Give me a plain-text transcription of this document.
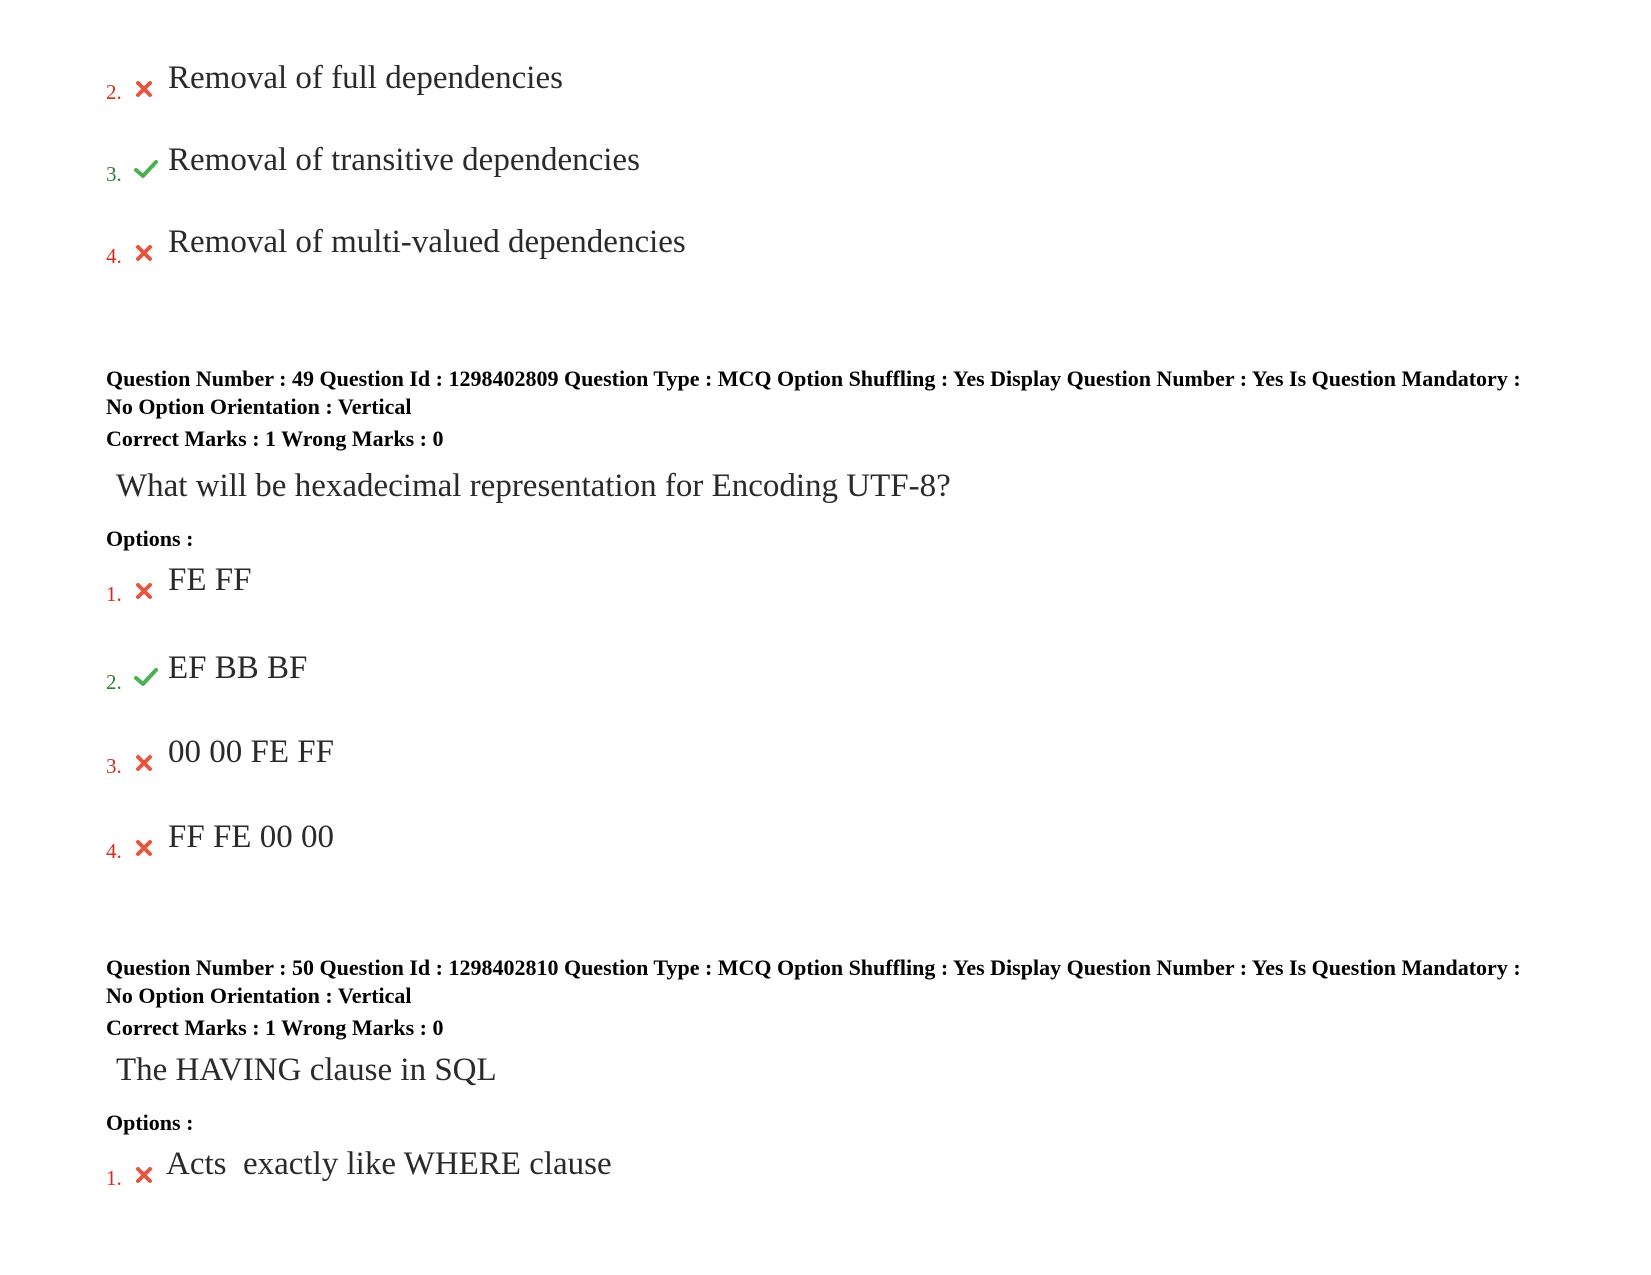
2. Removal of full dependencies
3. Removal of transitive dependencies
4. Removal of multi-valued dependencies
Question Number : 49 Question Id : 1298402809 Question Type : MCQ Option Shuffling : Yes Display Question Number : Yes Is Question Mandatory : No Option Orientation : Vertical
Correct Marks : 1 Wrong Marks : 0
What will be hexadecimal representation for Encoding UTF-8?
Options :
1. FE FF
2. EF BB BF
3. 00 00 FE FF
4. FF FE 00 00
Question Number : 50 Question Id : 1298402810 Question Type : MCQ Option Shuffling : Yes Display Question Number : Yes Is Question Mandatory : No Option Orientation : Vertical
Correct Marks : 1 Wrong Marks : 0
The HAVING clause in SQL
Options :
1. Acts  exactly like WHERE clause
☆ ☆ ☆ ☆ ☆
### WRITTEN REQUEST
Nothing but a number is needed here: how many lines hold the string "Mandatory"?

### TASK RESPONSE
2